### Source data
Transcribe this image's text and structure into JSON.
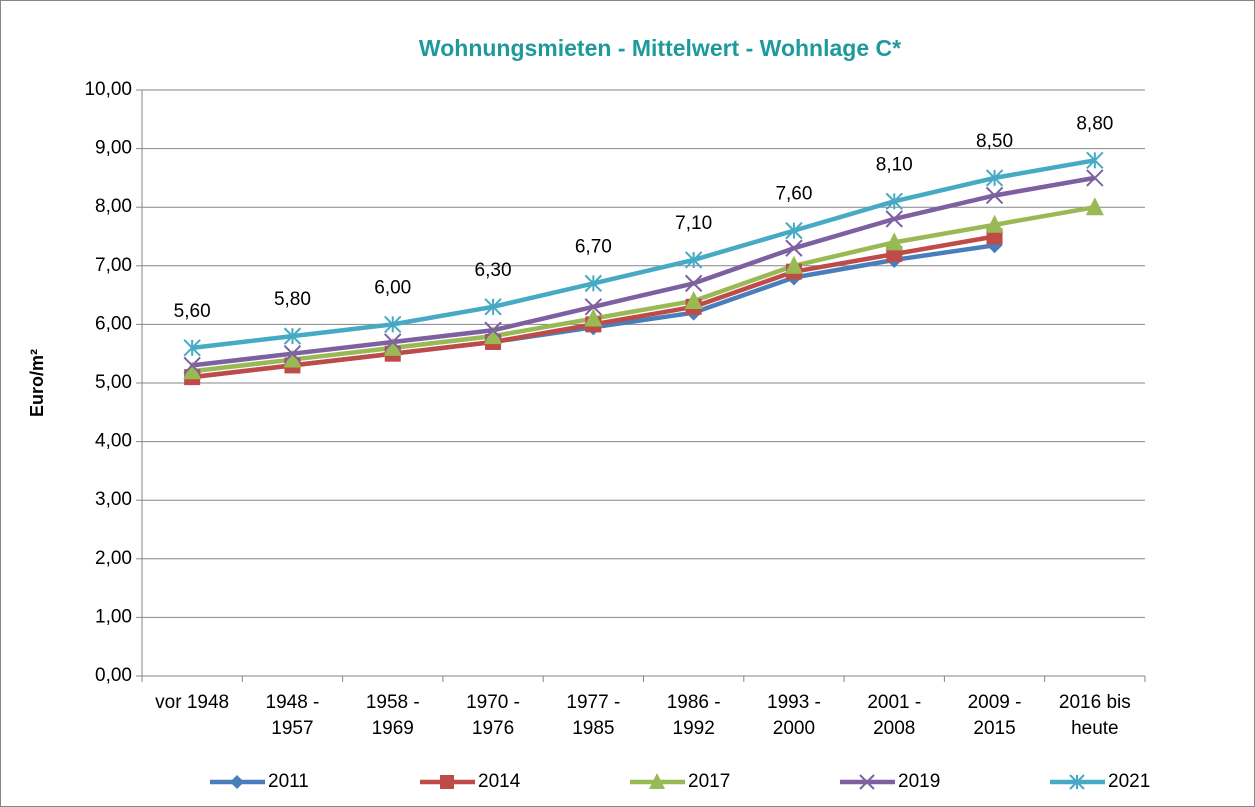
{
  "chart_data": {
    "type": "line",
    "title": "Wohnungsmieten - Mittelwert - Wohnlage C*",
    "y_label": "Euro/m²",
    "categories": [
      "vor 1948",
      "1948 -\n1957",
      "1958 -\n1969",
      "1970 -\n1976",
      "1977 -\n1985",
      "1986 -\n1992",
      "1993 -\n2000",
      "2001 -\n2008",
      "2009 -\n2015",
      "2016 bis\nheute"
    ],
    "series": [
      {
        "name": "2011",
        "color": "#4a7ebb",
        "marker": "diamond",
        "values": [
          5.1,
          5.3,
          5.5,
          5.7,
          5.95,
          6.2,
          6.8,
          7.1,
          7.35,
          null
        ]
      },
      {
        "name": "2014",
        "color": "#be4b48",
        "marker": "square",
        "values": [
          5.1,
          5.3,
          5.5,
          5.7,
          6.0,
          6.3,
          6.9,
          7.2,
          7.5,
          null
        ]
      },
      {
        "name": "2017",
        "color": "#98b954",
        "marker": "triangle",
        "values": [
          5.2,
          5.4,
          5.6,
          5.8,
          6.1,
          6.4,
          7.0,
          7.4,
          7.7,
          8.0
        ]
      },
      {
        "name": "2019",
        "color": "#7d60a0",
        "marker": "x",
        "values": [
          5.3,
          5.5,
          5.7,
          5.9,
          6.3,
          6.7,
          7.3,
          7.8,
          8.2,
          8.5
        ]
      },
      {
        "name": "2021",
        "color": "#46aac5",
        "marker": "star",
        "values": [
          5.6,
          5.8,
          6.0,
          6.3,
          6.7,
          7.1,
          7.6,
          8.1,
          8.5,
          8.8
        ],
        "value_labels": [
          "5,60",
          "5,80",
          "6,00",
          "6,30",
          "6,70",
          "7,10",
          "7,60",
          "8,10",
          "8,50",
          "8,80"
        ]
      }
    ],
    "ylim": [
      0,
      10
    ],
    "yticks": [
      {
        "value": 0,
        "label": "0,00"
      },
      {
        "value": 1,
        "label": "1,00"
      },
      {
        "value": 2,
        "label": "2,00"
      },
      {
        "value": 3,
        "label": "3,00"
      },
      {
        "value": 4,
        "label": "4,00"
      },
      {
        "value": 5,
        "label": "5,00"
      },
      {
        "value": 6,
        "label": "6,00"
      },
      {
        "value": 7,
        "label": "7,00"
      },
      {
        "value": 8,
        "label": "8,00"
      },
      {
        "value": 9,
        "label": "9,00"
      },
      {
        "value": 10,
        "label": "10,00"
      }
    ],
    "grid": true,
    "legend": "bottom"
  }
}
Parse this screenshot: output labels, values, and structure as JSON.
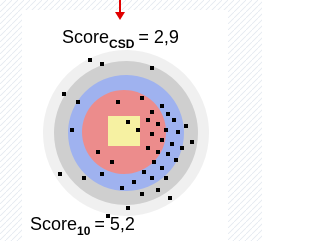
{
  "labels": [
    {
      "text": "Score",
      "subscript": "CSD",
      "value": "= 2,9"
    },
    {
      "text": "Score",
      "subscript": "10",
      "value": "= 5,2"
    }
  ]
}
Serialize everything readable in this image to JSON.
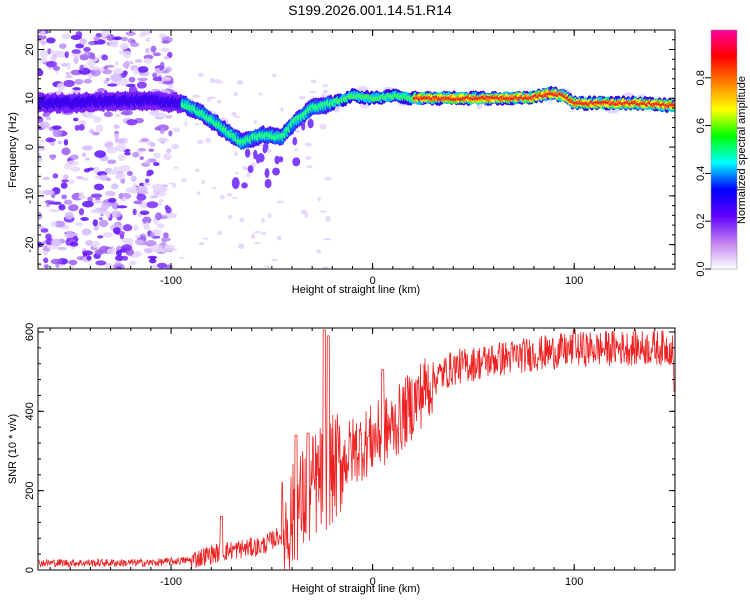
{
  "title": "S199.2026.001.14.51.R14",
  "chart_data": [
    {
      "type": "heatmap",
      "xlabel": "Height of straight line (km)",
      "ylabel": "Frequency (Hz)",
      "xlim": [
        -166,
        150
      ],
      "ylim": [
        -25,
        24
      ],
      "xticks": [
        -100,
        0,
        100
      ],
      "yticks": [
        -20,
        -10,
        0,
        10,
        20
      ],
      "colorbar": {
        "label": "Normalized spectral amplitude",
        "range": [
          0,
          1
        ],
        "ticks": [
          "0.0",
          "0.2",
          "0.4",
          "0.6",
          "0.8"
        ],
        "colors": [
          "#ffffff",
          "#c080f0",
          "#6000ff",
          "#0000ff",
          "#00ffff",
          "#00ff00",
          "#ffff00",
          "#ff8000",
          "#ff0000",
          "#ff00a0"
        ]
      },
      "ridge": [
        {
          "x": -166,
          "y": 9
        },
        {
          "x": -150,
          "y": 9
        },
        {
          "x": -130,
          "y": 9.5
        },
        {
          "x": -110,
          "y": 9.5
        },
        {
          "x": -95,
          "y": 9
        },
        {
          "x": -85,
          "y": 7
        },
        {
          "x": -75,
          "y": 4
        },
        {
          "x": -65,
          "y": 1
        },
        {
          "x": -55,
          "y": 2.5
        },
        {
          "x": -45,
          "y": 2
        },
        {
          "x": -38,
          "y": 5.5
        },
        {
          "x": -30,
          "y": 8
        },
        {
          "x": -20,
          "y": 9
        },
        {
          "x": -10,
          "y": 10.5
        },
        {
          "x": 0,
          "y": 10
        },
        {
          "x": 10,
          "y": 10.5
        },
        {
          "x": 20,
          "y": 10
        },
        {
          "x": 40,
          "y": 10
        },
        {
          "x": 60,
          "y": 10
        },
        {
          "x": 80,
          "y": 10.2
        },
        {
          "x": 88,
          "y": 11
        },
        {
          "x": 95,
          "y": 10.5
        },
        {
          "x": 100,
          "y": 9
        },
        {
          "x": 115,
          "y": 9
        },
        {
          "x": 130,
          "y": 9
        },
        {
          "x": 150,
          "y": 8.5
        }
      ],
      "noise_region": {
        "x": [
          -166,
          -100
        ],
        "y": [
          -25,
          24
        ]
      }
    },
    {
      "type": "line",
      "xlabel": "Height of straight line (km)",
      "ylabel": "SNR (10 * v/v)",
      "xlim": [
        -166,
        150
      ],
      "ylim": [
        0,
        610
      ],
      "xticks": [
        -100,
        0,
        100
      ],
      "yticks": [
        0,
        200,
        400,
        600
      ],
      "color": "#ee2222",
      "trend": [
        {
          "x": -166,
          "y": 18
        },
        {
          "x": -110,
          "y": 18
        },
        {
          "x": -90,
          "y": 25
        },
        {
          "x": -80,
          "y": 40
        },
        {
          "x": -70,
          "y": 50
        },
        {
          "x": -55,
          "y": 60
        },
        {
          "x": -45,
          "y": 90
        },
        {
          "x": -40,
          "y": 130
        },
        {
          "x": -35,
          "y": 170
        },
        {
          "x": -28,
          "y": 220
        },
        {
          "x": -20,
          "y": 250
        },
        {
          "x": -10,
          "y": 300
        },
        {
          "x": 0,
          "y": 330
        },
        {
          "x": 10,
          "y": 360
        },
        {
          "x": 20,
          "y": 420
        },
        {
          "x": 30,
          "y": 480
        },
        {
          "x": 40,
          "y": 510
        },
        {
          "x": 60,
          "y": 530
        },
        {
          "x": 80,
          "y": 545
        },
        {
          "x": 100,
          "y": 555
        },
        {
          "x": 120,
          "y": 560
        },
        {
          "x": 150,
          "y": 560
        }
      ],
      "peaks": [
        {
          "x": -75,
          "y": 135
        },
        {
          "x": -38,
          "y": 340
        },
        {
          "x": -32,
          "y": 345
        },
        {
          "x": -24,
          "y": 605
        },
        {
          "x": -22,
          "y": 590
        },
        {
          "x": 5,
          "y": 505
        },
        {
          "x": 100,
          "y": 605
        },
        {
          "x": 150,
          "y": 450
        }
      ]
    }
  ]
}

### Short task
Quote the data exactly, leaving every image out of the copy.

### In response
Transcribe this image's text and structure into JSON.
{
  "chart_data": {
    "type": "line",
    "title": "Wohnungsmieten - Mittelwert - Wohnlage C*",
    "y_label": "Euro/m²",
    "categories": [
      "vor 1948",
      "1948 -\n1957",
      "1958 -\n1969",
      "1970 -\n1976",
      "1977 -\n1985",
      "1986 -\n1992",
      "1993 -\n2000",
      "2001 -\n2008",
      "2009 -\n2015",
      "2016 bis\nheute"
    ],
    "series": [
      {
        "name": "2011",
        "color": "#4a7ebb",
        "marker": "diamond",
        "values": [
          5.1,
          5.3,
          5.5,
          5.7,
          5.95,
          6.2,
          6.8,
          7.1,
          7.35,
          null
        ]
      },
      {
        "name": "2014",
        "color": "#be4b48",
        "marker": "square",
        "values": [
          5.1,
          5.3,
          5.5,
          5.7,
          6.0,
          6.3,
          6.9,
          7.2,
          7.5,
          null
        ]
      },
      {
        "name": "2017",
        "color": "#98b954",
        "marker": "triangle",
        "values": [
          5.2,
          5.4,
          5.6,
          5.8,
          6.1,
          6.4,
          7.0,
          7.4,
          7.7,
          8.0
        ]
      },
      {
        "name": "2019",
        "color": "#7d60a0",
        "marker": "x",
        "values": [
          5.3,
          5.5,
          5.7,
          5.9,
          6.3,
          6.7,
          7.3,
          7.8,
          8.2,
          8.5
        ]
      },
      {
        "name": "2021",
        "color": "#46aac5",
        "marker": "star",
        "values": [
          5.6,
          5.8,
          6.0,
          6.3,
          6.7,
          7.1,
          7.6,
          8.1,
          8.5,
          8.8
        ],
        "value_labels": [
          "5,60",
          "5,80",
          "6,00",
          "6,30",
          "6,70",
          "7,10",
          "7,60",
          "8,10",
          "8,50",
          "8,80"
        ]
      }
    ],
    "ylim": [
      0,
      10
    ],
    "yticks": [
      {
        "value": 0,
        "label": "0,00"
      },
      {
        "value": 1,
        "label": "1,00"
      },
      {
        "value": 2,
        "label": "2,00"
      },
      {
        "value": 3,
        "label": "3,00"
      },
      {
        "value": 4,
        "label": "4,00"
      },
      {
        "value": 5,
        "label": "5,00"
      },
      {
        "value": 6,
        "label": "6,00"
      },
      {
        "value": 7,
        "label": "7,00"
      },
      {
        "value": 8,
        "label": "8,00"
      },
      {
        "value": 9,
        "label": "9,00"
      },
      {
        "value": 10,
        "label": "10,00"
      }
    ],
    "grid": true,
    "legend": "bottom"
  }
}
Parse this screenshot: output labels, values, and structure as JSON.
{
  "labels": [
    {
      "text": "Score",
      "subscript": "CSD",
      "value": "= 2,9"
    },
    {
      "text": "Score",
      "subscript": "10",
      "value": "= 5,2"
    }
  ]
}
Serialize everything readable in this image to JSON.
{
  "title": "S199.2026.001.14.51.R14",
  "chart_data": [
    {
      "type": "heatmap",
      "xlabel": "Height of straight line (km)",
      "ylabel": "Frequency (Hz)",
      "xlim": [
        -166,
        150
      ],
      "ylim": [
        -25,
        24
      ],
      "xticks": [
        -100,
        0,
        100
      ],
      "yticks": [
        -20,
        -10,
        0,
        10,
        20
      ],
      "colorbar": {
        "label": "Normalized spectral amplitude",
        "range": [
          0,
          1
        ],
        "ticks": [
          "0.0",
          "0.2",
          "0.4",
          "0.6",
          "0.8"
        ],
        "colors": [
          "#ffffff",
          "#c080f0",
          "#6000ff",
          "#0000ff",
          "#00ffff",
          "#00ff00",
          "#ffff00",
          "#ff8000",
          "#ff0000",
          "#ff00a0"
        ]
      },
      "ridge": [
        {
          "x": -166,
          "y": 9
        },
        {
          "x": -150,
          "y": 9
        },
        {
          "x": -130,
          "y": 9.5
        },
        {
          "x": -110,
          "y": 9.5
        },
        {
          "x": -95,
          "y": 9
        },
        {
          "x": -85,
          "y": 7
        },
        {
          "x": -75,
          "y": 4
        },
        {
          "x": -65,
          "y": 1
        },
        {
          "x": -55,
          "y": 2.5
        },
        {
          "x": -45,
          "y": 2
        },
        {
          "x": -38,
          "y": 5.5
        },
        {
          "x": -30,
          "y": 8
        },
        {
          "x": -20,
          "y": 9
        },
        {
          "x": -10,
          "y": 10.5
        },
        {
          "x": 0,
          "y": 10
        },
        {
          "x": 10,
          "y": 10.5
        },
        {
          "x": 20,
          "y": 10
        },
        {
          "x": 40,
          "y": 10
        },
        {
          "x": 60,
          "y": 10
        },
        {
          "x": 80,
          "y": 10.2
        },
        {
          "x": 88,
          "y": 11
        },
        {
          "x": 95,
          "y": 10.5
        },
        {
          "x": 100,
          "y": 9
        },
        {
          "x": 115,
          "y": 9
        },
        {
          "x": 130,
          "y": 9
        },
        {
          "x": 150,
          "y": 8.5
        }
      ],
      "noise_region": {
        "x": [
          -166,
          -100
        ],
        "y": [
          -25,
          24
        ]
      }
    },
    {
      "type": "line",
      "xlabel": "Height of straight line (km)",
      "ylabel": "SNR (10 * v/v)",
      "xlim": [
        -166,
        150
      ],
      "ylim": [
        0,
        610
      ],
      "xticks": [
        -100,
        0,
        100
      ],
      "yticks": [
        0,
        200,
        400,
        600
      ],
      "color": "#ee2222",
      "trend": [
        {
          "x": -166,
          "y": 18
        },
        {
          "x": -110,
          "y": 18
        },
        {
          "x": -90,
          "y": 25
        },
        {
          "x": -80,
          "y": 40
        },
        {
          "x": -70,
          "y": 50
        },
        {
          "x": -55,
          "y": 60
        },
        {
          "x": -45,
          "y": 90
        },
        {
          "x": -40,
          "y": 130
        },
        {
          "x": -35,
          "y": 170
        },
        {
          "x": -28,
          "y": 220
        },
        {
          "x": -20,
          "y": 250
        },
        {
          "x": -10,
          "y": 300
        },
        {
          "x": 0,
          "y": 330
        },
        {
          "x": 10,
          "y": 360
        },
        {
          "x": 20,
          "y": 420
        },
        {
          "x": 30,
          "y": 480
        },
        {
          "x": 40,
          "y": 510
        },
        {
          "x": 60,
          "y": 530
        },
        {
          "x": 80,
          "y": 545
        },
        {
          "x": 100,
          "y": 555
        },
        {
          "x": 120,
          "y": 560
        },
        {
          "x": 150,
          "y": 560
        }
      ],
      "peaks": [
        {
          "x": -75,
          "y": 135
        },
        {
          "x": -38,
          "y": 340
        },
        {
          "x": -32,
          "y": 345
        },
        {
          "x": -24,
          "y": 605
        },
        {
          "x": -22,
          "y": 590
        },
        {
          "x": 5,
          "y": 505
        },
        {
          "x": 100,
          "y": 605
        },
        {
          "x": 150,
          "y": 450
        }
      ]
    }
  ]
}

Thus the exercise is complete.